## [EXERCISE REQUIREMENTS]
Extract all lines that hold the string "болѣе".

## [THE RECORDS]
◆ ◆ ◆ ◆ ◆ ◆ ◆
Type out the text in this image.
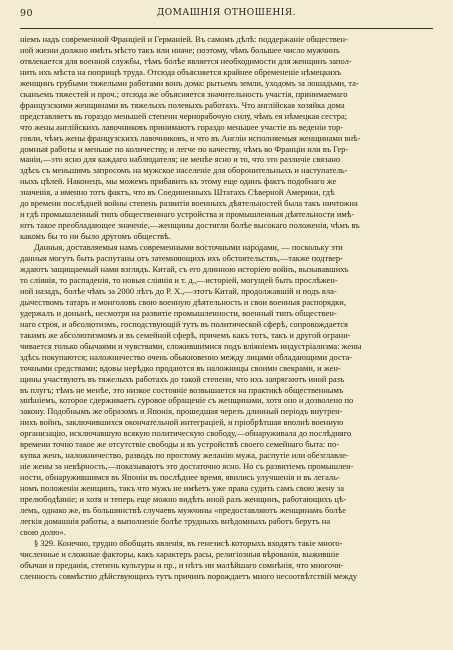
90	ДОМАШНІЯ ОТНОШЕНІЯ.
ніемъ надъ современной Франціей и Германіей. Въ самомъ дѣлѣ: поддержаніе обществен-
ной жизни должно имѣть мѣсто такъ или иначе; поэтому, чѣмъ большее число мужчинъ
отвлекается для военной службы, тѣмъ болѣе является необходимости для женщинъ запол-
нить ихъ мѣста на поприщѣ труда. Отсюда объясняется крайнее обремененіе нѣмецкихъ
женщинъ грубыми тяжелыми работами вонъ дома: рытьемъ земли, уходомъ за лошадьми, та-
сканьемъ тяжестей и проч.; отсюда же объясняется значительность участія, принимаемаго
французскими женщинами въ тяжелыхъ полевыхъ работахъ. Что англійская хозяйка дома
представляетъ въ гораздо меньшей степени чернорабочую силу, чѣмъ ея нѣмецкая сестра;
что жены англійскихъ лавочниковъ принимаютъ гораздо меньшее участіе въ веденіи тор-
говли, чѣмъ жены французскихъ лавочниковъ, и что въ Англіи исполняемыя женщинами внѣ-
домныя работы и меньше по количеству, и легче по качеству, чѣмъ во Франціи или въ Гер-
маніи,—это ясно для каждаго наблюдателя; не менѣе ясно и то, что это различіе связано
здѣсь съ меньшимъ запросомъ на мужское населеніе для оборонительныхъ и наступатель-
ныхъ цѣлей. Наконецъ, мы можемъ прибавить къ этому еще одинъ фактъ подобнаго же
значенія, а именно тотъ фактъ, что въ Соединенныхъ Штатахъ Сѣверной Америки, гдѣ
до времени послѣдней войны степень развитія военныхъ дѣятельностей была такъ ничтожна
и гдѣ промышленный типъ общественнаго устройства и промышленныя дѣятельности имѣ-
ютъ такое преобладающее значеніе,—женщины достигли болѣе высокаго положенія, чѣмъ въ
какомъ бы то ни было другомъ обществѣ.
Данныя, доставляемыя намъ современными восточными народами, — поскольку эти
данныя могутъ быть распутаны отъ затемняющихъ ихъ обстоятельствъ,—также подтвер-
ждаютъ защищаемый нами взглядъ. Китай, съ его длинною исторіею войнъ, вызывавшихъ
то сліянія, то распаденія, то новыя сліянія и т. д.,—исторіей, могущей быть прослѣжен-
ной назадъ, болѣе чѣмъ за 2000 лѣтъ до Р. Х.,—этотъ Китай, продолжавшій и подъ вла-
дычествомъ татаръ и монголовъ свою военную дѣятельность и свои военныя распорядки,
удержалъ и донынѣ, несмотря на развитіе промышленности, военный типъ обществен-
наго строя, и абсолютизмъ, господствующій тутъ въ политической сферѣ, сопровождается
такимъ же абсолютизмомъ и въ семейной сферѣ, причемъ какъ тотъ, такъ и другой ограни-
чивается только обычаями и чувствами, сложившимися подъ вліяніемъ индустріализма: жены
здѣсь покупаются; наложничество очень обыкновенно между лицами обладающими доста-
точными средствами; вдовы нерѣдко продаются въ наложницы своими свекрами, и жен-
щины участвуютъ въ тяжелыхъ работахъ до такой степени, что ихъ запрягаютъ иной разъ
въ плугъ; тѣмъ не менѣе, это низкое состояніе возвышается на практикѣ общественнымъ
мнѣніемъ, которое сдерживаетъ суровое обращеніе съ женщинами, хотя оно и дозволено по
закону. Подобнымъ же образомъ и Японія, прошедшая черезъ длинный періодъ внутрен-
нихъ войнъ, заключившихся окончательной интеграціей, и пріобрѣтшая вполнѣ военную
организацію, исключавшую всякую политическую свободу,—обнаруживала до послѣдняго
времени точно такое же отсутствіе свободы и въ устройствѣ своего семейнаго быта: по-
купка женъ, наложничество, разводъ по простому желанію мужа, распутіе или обезглавле-
ніе жены за невѣрность,—показываютъ это достаточно ясно. Но съ развитіемъ промышлен-
ности, обнаружившимся въ Японіи въ послѣднее время, явились улучшенія и въ легаль-
номъ положеніи женщинъ, такъ что мужъ не имѣетъ уже права судить самъ свою жену за
прелюбодѣяніе; и хотя и теперь еще можно видѣть иной разъ женщинъ, работающихъ цѣ-
лемъ, однако же, въ большинствѣ случаевъ мужчины «предоставляютъ женщинамъ болѣе
легкія домашнія работы, а выполненіе болѣе трудныхъ внѣдомныхъ работъ берутъ на
свою долю».
§ 329. Конечно, трудно обобщать явленія, въ генезисѣ которыхъ входятъ такіе много-
численные и сложные факторы, какъ характеръ расы, религіозныя вѣрованія, выжившіе
обычаи и преданія, степень культуры и пр., и нѣтъ ни малѣйшаго сомнѣнія, что многочи-
сленность совмѣстно дѣйствующихъ тутъ причинъ порождаетъ много несоотвѣтствій между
◆ ◆ ◆ ◆ ◆ ◆ ◆
## [FINISHED TASK]
отвлекается для военной службы, тѣмъ болѣе является необходимости для женщинъ запол-
ютъ такое преобладающее значеніе,—женщины достигли болѣе высокаго положенія, чѣмъ въ
ной назадъ, болѣе чѣмъ за 2000 лѣтъ до Р. Х.,—этотъ Китай, продолжавшій и подъ вла-
лемъ, однако же, въ большинствѣ случаевъ мужчины «предоставляютъ женщинамъ болѣе
легкія домашнія работы, а выполненіе болѣе трудныхъ внѣдомныхъ работъ берутъ на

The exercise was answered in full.